*JOB:* Give back each entry unchanged, minus pictures.

*RECORD EXTRACTS:*
begin

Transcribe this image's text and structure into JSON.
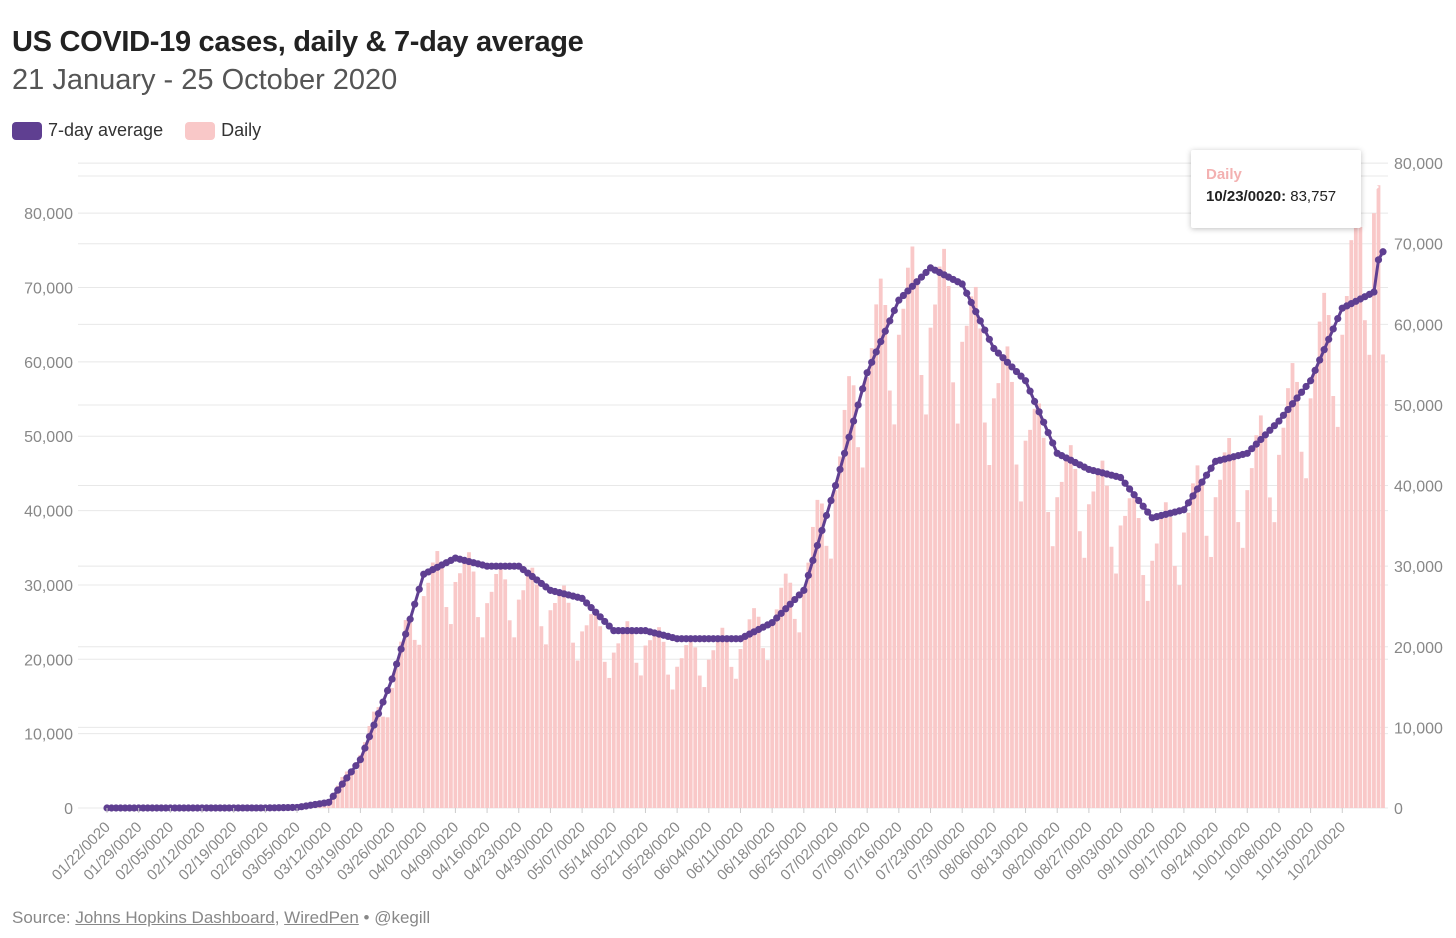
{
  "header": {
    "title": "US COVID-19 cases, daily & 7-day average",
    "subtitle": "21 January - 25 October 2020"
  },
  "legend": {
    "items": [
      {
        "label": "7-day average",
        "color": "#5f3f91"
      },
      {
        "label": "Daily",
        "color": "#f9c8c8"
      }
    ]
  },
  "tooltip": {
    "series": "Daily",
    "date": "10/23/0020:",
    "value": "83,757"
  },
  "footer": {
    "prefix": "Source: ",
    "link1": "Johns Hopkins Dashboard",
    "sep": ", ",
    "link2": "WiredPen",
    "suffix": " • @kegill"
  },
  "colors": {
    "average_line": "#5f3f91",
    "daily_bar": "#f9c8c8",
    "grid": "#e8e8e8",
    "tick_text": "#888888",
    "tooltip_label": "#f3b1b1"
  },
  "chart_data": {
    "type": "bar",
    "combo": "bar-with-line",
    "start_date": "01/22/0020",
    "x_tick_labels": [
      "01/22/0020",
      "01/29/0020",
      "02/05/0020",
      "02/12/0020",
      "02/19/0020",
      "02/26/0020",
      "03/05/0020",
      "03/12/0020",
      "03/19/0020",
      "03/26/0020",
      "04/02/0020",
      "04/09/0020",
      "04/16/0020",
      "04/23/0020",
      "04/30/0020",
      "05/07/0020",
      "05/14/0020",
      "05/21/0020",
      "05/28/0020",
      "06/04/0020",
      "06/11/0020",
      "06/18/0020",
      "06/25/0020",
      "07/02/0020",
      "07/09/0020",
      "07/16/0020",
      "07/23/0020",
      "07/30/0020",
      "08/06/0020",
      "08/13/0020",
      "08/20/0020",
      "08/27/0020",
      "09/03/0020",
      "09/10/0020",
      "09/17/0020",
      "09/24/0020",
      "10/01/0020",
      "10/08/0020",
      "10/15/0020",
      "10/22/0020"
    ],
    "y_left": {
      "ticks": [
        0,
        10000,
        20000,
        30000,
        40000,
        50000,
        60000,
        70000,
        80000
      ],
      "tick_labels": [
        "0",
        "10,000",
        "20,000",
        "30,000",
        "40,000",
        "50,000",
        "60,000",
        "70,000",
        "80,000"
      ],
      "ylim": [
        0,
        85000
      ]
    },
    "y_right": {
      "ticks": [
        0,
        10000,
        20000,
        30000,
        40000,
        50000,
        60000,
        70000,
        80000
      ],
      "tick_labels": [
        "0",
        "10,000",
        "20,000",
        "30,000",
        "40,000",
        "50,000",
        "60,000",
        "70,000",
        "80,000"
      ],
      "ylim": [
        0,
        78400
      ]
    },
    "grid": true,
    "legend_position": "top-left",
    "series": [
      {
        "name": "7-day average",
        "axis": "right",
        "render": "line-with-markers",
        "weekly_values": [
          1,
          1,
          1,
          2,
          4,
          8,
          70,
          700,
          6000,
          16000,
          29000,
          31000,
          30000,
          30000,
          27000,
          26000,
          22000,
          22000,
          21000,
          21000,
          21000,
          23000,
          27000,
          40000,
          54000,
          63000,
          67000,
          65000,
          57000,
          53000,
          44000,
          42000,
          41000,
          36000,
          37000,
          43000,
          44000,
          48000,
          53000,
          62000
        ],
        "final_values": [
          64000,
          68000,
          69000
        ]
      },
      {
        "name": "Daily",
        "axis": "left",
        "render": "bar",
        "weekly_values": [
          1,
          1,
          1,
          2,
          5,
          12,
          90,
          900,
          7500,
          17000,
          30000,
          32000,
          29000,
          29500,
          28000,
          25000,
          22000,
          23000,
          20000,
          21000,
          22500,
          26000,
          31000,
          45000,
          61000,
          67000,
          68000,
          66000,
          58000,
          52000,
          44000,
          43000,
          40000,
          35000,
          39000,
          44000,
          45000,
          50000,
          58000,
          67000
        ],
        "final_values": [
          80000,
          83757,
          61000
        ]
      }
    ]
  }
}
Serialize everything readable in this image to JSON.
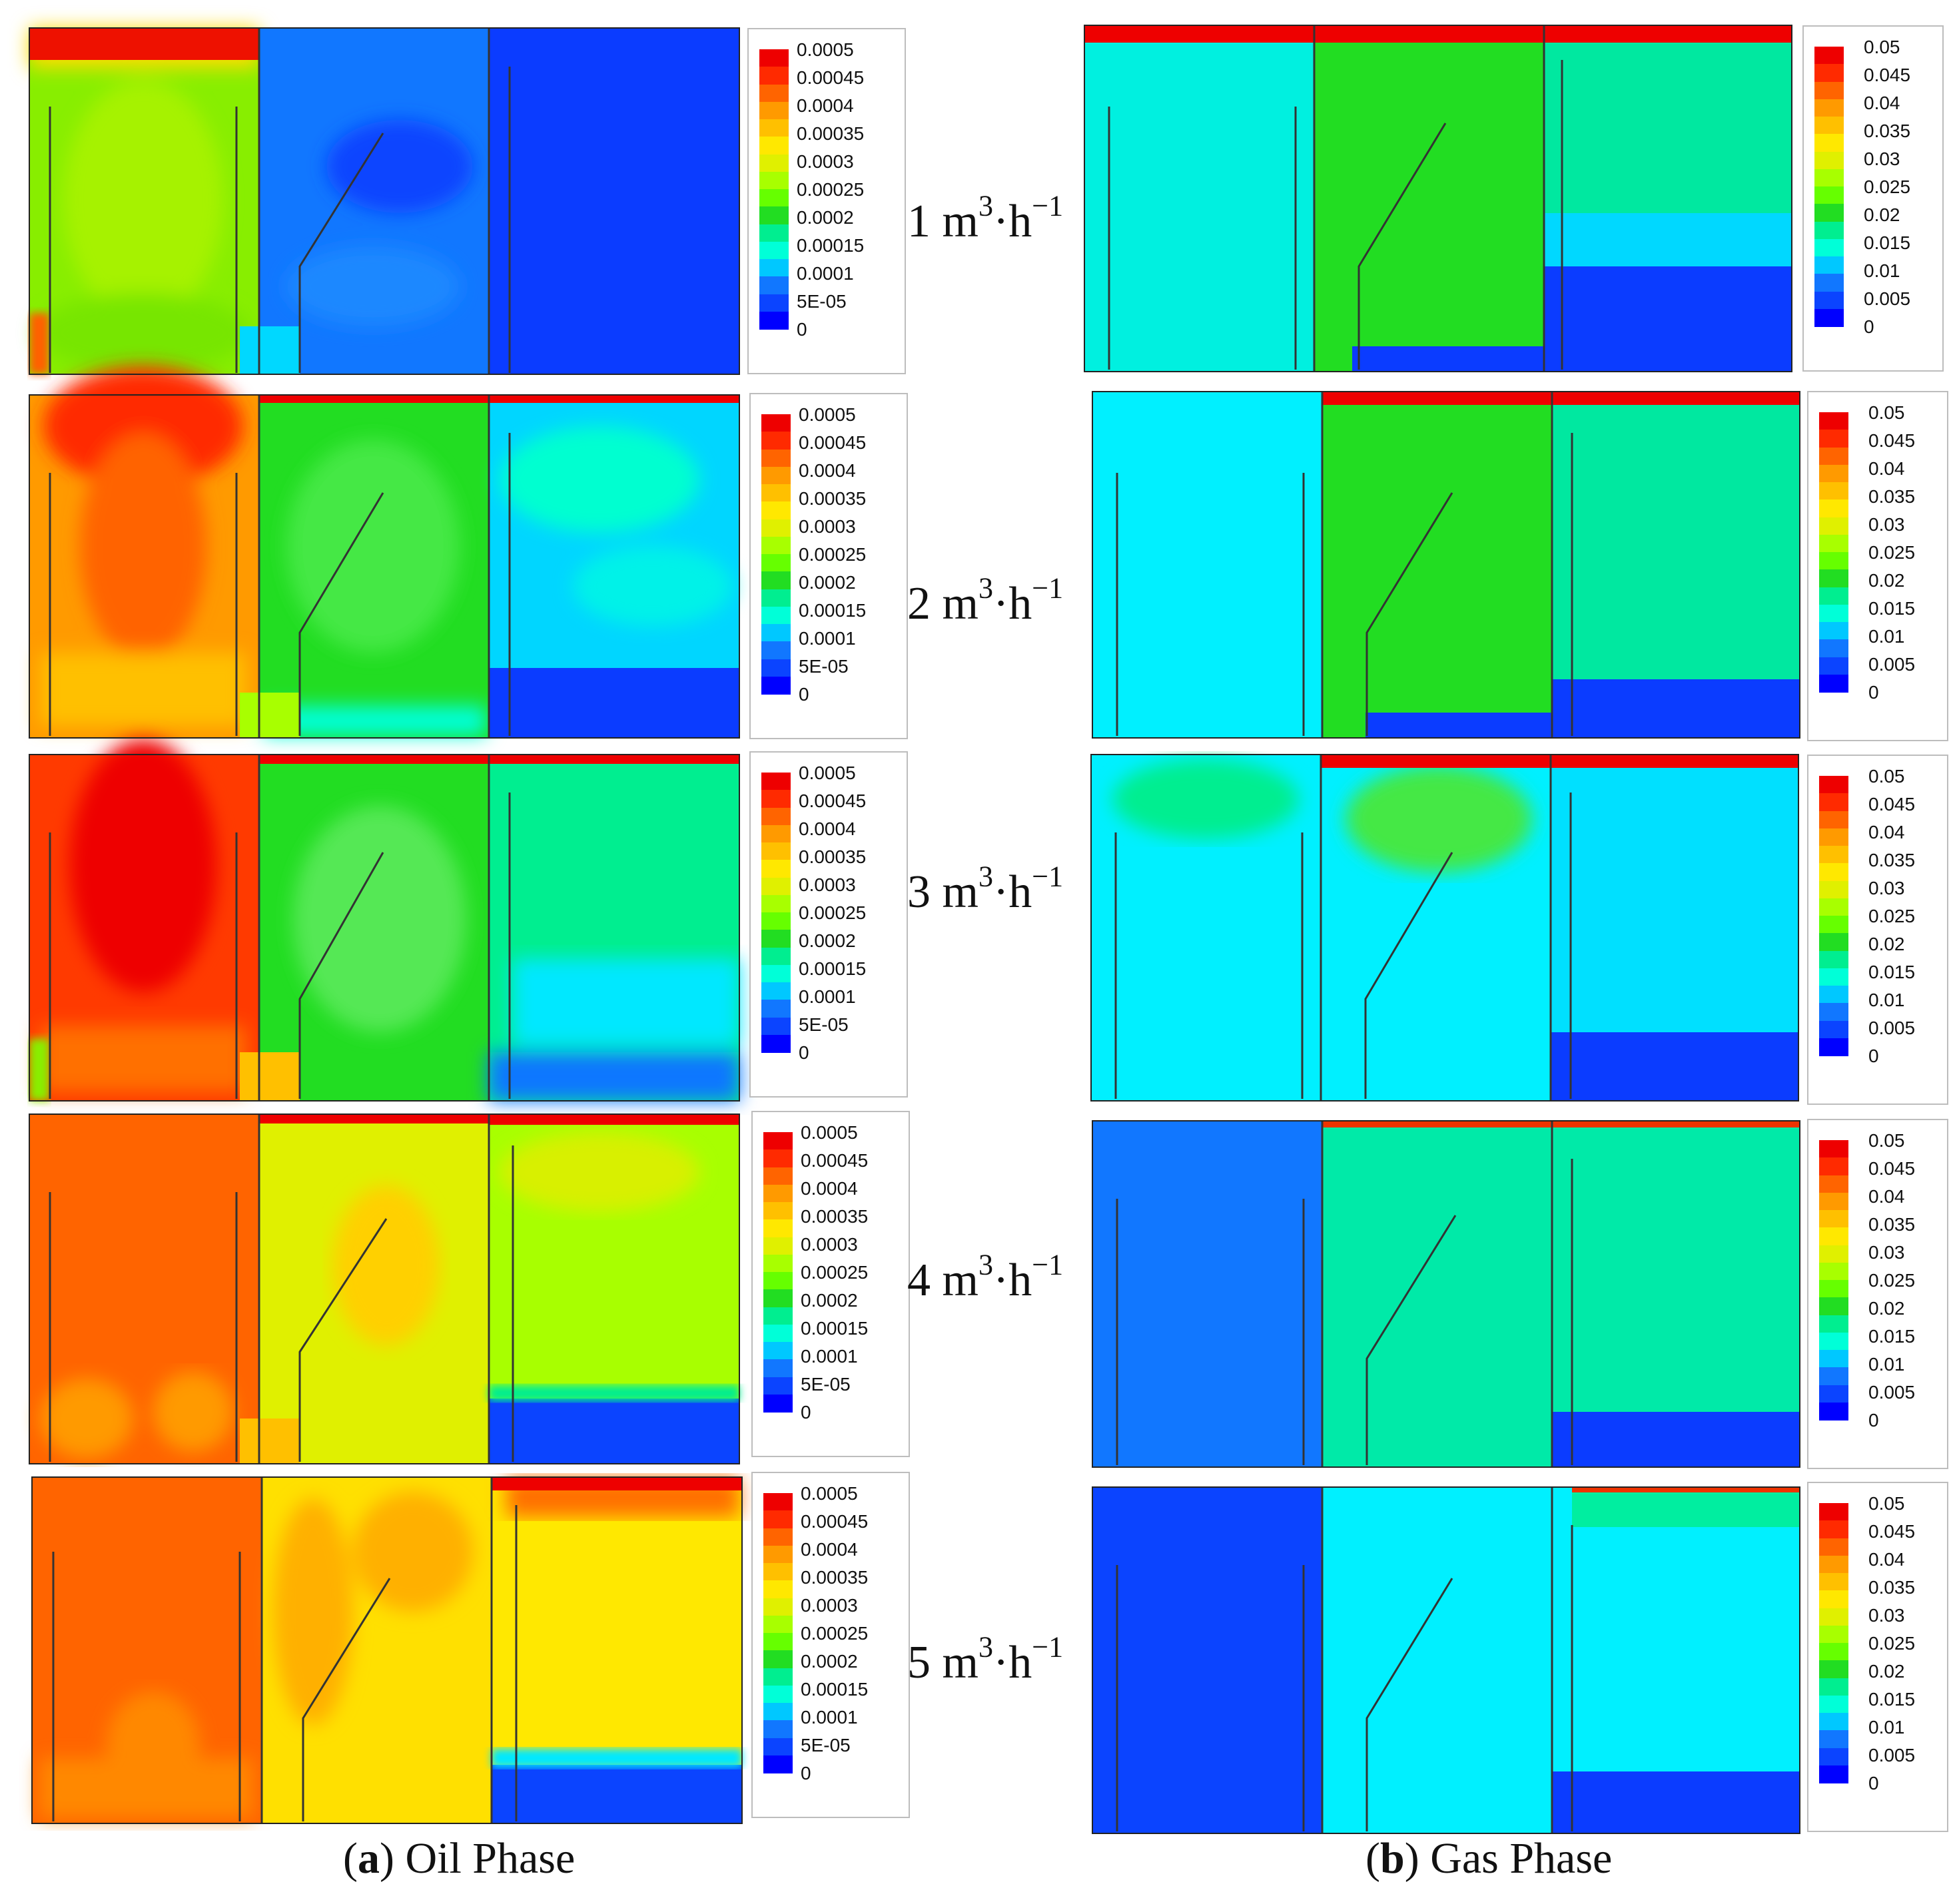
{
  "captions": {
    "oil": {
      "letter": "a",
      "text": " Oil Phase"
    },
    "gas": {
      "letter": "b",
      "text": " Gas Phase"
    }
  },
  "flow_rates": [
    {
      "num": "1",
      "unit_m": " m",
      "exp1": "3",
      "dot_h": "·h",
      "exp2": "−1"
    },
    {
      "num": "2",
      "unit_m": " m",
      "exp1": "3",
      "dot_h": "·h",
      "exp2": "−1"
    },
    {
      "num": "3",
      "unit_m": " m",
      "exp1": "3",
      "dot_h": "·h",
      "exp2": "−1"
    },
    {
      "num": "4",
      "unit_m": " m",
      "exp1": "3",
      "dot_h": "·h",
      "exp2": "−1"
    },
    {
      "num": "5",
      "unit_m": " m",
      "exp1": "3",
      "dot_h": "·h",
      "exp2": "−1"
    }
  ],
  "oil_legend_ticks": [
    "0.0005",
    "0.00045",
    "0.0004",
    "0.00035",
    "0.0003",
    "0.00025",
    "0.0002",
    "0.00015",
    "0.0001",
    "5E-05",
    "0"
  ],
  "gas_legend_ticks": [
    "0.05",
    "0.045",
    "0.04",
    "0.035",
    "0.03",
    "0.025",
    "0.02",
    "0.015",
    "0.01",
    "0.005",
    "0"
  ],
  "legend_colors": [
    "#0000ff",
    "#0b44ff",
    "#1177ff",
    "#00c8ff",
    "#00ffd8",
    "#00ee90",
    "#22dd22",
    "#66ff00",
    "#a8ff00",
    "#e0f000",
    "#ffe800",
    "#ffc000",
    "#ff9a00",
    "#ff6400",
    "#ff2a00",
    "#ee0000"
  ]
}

end

*CORRECT RESULT:*
Transcribe this image's text and structure into JSON.
{
  "header": {
    "title": "US COVID-19 cases, daily & 7-day average",
    "subtitle": "21 January - 25 October 2020"
  },
  "legend": {
    "items": [
      {
        "label": "7-day average",
        "color": "#5f3f91"
      },
      {
        "label": "Daily",
        "color": "#f9c8c8"
      }
    ]
  },
  "tooltip": {
    "series": "Daily",
    "date": "10/23/0020:",
    "value": "83,757"
  },
  "footer": {
    "prefix": "Source: ",
    "link1": "Johns Hopkins Dashboard",
    "sep": ", ",
    "link2": "WiredPen",
    "suffix": " • @kegill"
  },
  "colors": {
    "average_line": "#5f3f91",
    "daily_bar": "#f9c8c8",
    "grid": "#e8e8e8",
    "tick_text": "#888888",
    "tooltip_label": "#f3b1b1"
  },
  "chart_data": {
    "type": "bar",
    "combo": "bar-with-line",
    "start_date": "01/22/0020",
    "x_tick_labels": [
      "01/22/0020",
      "01/29/0020",
      "02/05/0020",
      "02/12/0020",
      "02/19/0020",
      "02/26/0020",
      "03/05/0020",
      "03/12/0020",
      "03/19/0020",
      "03/26/0020",
      "04/02/0020",
      "04/09/0020",
      "04/16/0020",
      "04/23/0020",
      "04/30/0020",
      "05/07/0020",
      "05/14/0020",
      "05/21/0020",
      "05/28/0020",
      "06/04/0020",
      "06/11/0020",
      "06/18/0020",
      "06/25/0020",
      "07/02/0020",
      "07/09/0020",
      "07/16/0020",
      "07/23/0020",
      "07/30/0020",
      "08/06/0020",
      "08/13/0020",
      "08/20/0020",
      "08/27/0020",
      "09/03/0020",
      "09/10/0020",
      "09/17/0020",
      "09/24/0020",
      "10/01/0020",
      "10/08/0020",
      "10/15/0020",
      "10/22/0020"
    ],
    "y_left": {
      "ticks": [
        0,
        10000,
        20000,
        30000,
        40000,
        50000,
        60000,
        70000,
        80000
      ],
      "tick_labels": [
        "0",
        "10,000",
        "20,000",
        "30,000",
        "40,000",
        "50,000",
        "60,000",
        "70,000",
        "80,000"
      ],
      "ylim": [
        0,
        85000
      ]
    },
    "y_right": {
      "ticks": [
        0,
        10000,
        20000,
        30000,
        40000,
        50000,
        60000,
        70000,
        80000
      ],
      "tick_labels": [
        "0",
        "10,000",
        "20,000",
        "30,000",
        "40,000",
        "50,000",
        "60,000",
        "70,000",
        "80,000"
      ],
      "ylim": [
        0,
        78400
      ]
    },
    "grid": true,
    "legend_position": "top-left",
    "series": [
      {
        "name": "7-day average",
        "axis": "right",
        "render": "line-with-markers",
        "weekly_values": [
          1,
          1,
          1,
          2,
          4,
          8,
          70,
          700,
          6000,
          16000,
          29000,
          31000,
          30000,
          30000,
          27000,
          26000,
          22000,
          22000,
          21000,
          21000,
          21000,
          23000,
          27000,
          40000,
          54000,
          63000,
          67000,
          65000,
          57000,
          53000,
          44000,
          42000,
          41000,
          36000,
          37000,
          43000,
          44000,
          48000,
          53000,
          62000
        ],
        "final_values": [
          64000,
          68000,
          69000
        ]
      },
      {
        "name": "Daily",
        "axis": "left",
        "render": "bar",
        "weekly_values": [
          1,
          1,
          1,
          2,
          5,
          12,
          90,
          900,
          7500,
          17000,
          30000,
          32000,
          29000,
          29500,
          28000,
          25000,
          22000,
          23000,
          20000,
          21000,
          22500,
          26000,
          31000,
          45000,
          61000,
          67000,
          68000,
          66000,
          58000,
          52000,
          44000,
          43000,
          40000,
          35000,
          39000,
          44000,
          45000,
          50000,
          58000,
          67000
        ],
        "final_values": [
          80000,
          83757,
          61000
        ]
      }
    ]
  }
}
Serialize everything readable in this image to JSON.
{
  "captions": {
    "oil": {
      "letter": "a",
      "text": " Oil Phase"
    },
    "gas": {
      "letter": "b",
      "text": " Gas Phase"
    }
  },
  "flow_rates": [
    {
      "num": "1",
      "unit_m": " m",
      "exp1": "3",
      "dot_h": "·h",
      "exp2": "−1"
    },
    {
      "num": "2",
      "unit_m": " m",
      "exp1": "3",
      "dot_h": "·h",
      "exp2": "−1"
    },
    {
      "num": "3",
      "unit_m": " m",
      "exp1": "3",
      "dot_h": "·h",
      "exp2": "−1"
    },
    {
      "num": "4",
      "unit_m": " m",
      "exp1": "3",
      "dot_h": "·h",
      "exp2": "−1"
    },
    {
      "num": "5",
      "unit_m": " m",
      "exp1": "3",
      "dot_h": "·h",
      "exp2": "−1"
    }
  ],
  "oil_legend_ticks": [
    "0.0005",
    "0.00045",
    "0.0004",
    "0.00035",
    "0.0003",
    "0.00025",
    "0.0002",
    "0.00015",
    "0.0001",
    "5E-05",
    "0"
  ],
  "gas_legend_ticks": [
    "0.05",
    "0.045",
    "0.04",
    "0.035",
    "0.03",
    "0.025",
    "0.02",
    "0.015",
    "0.01",
    "0.005",
    "0"
  ],
  "legend_colors": [
    "#0000ff",
    "#0b44ff",
    "#1177ff",
    "#00c8ff",
    "#00ffd8",
    "#00ee90",
    "#22dd22",
    "#66ff00",
    "#a8ff00",
    "#e0f000",
    "#ffe800",
    "#ffc000",
    "#ff9a00",
    "#ff6400",
    "#ff2a00",
    "#ee0000"
  ]
}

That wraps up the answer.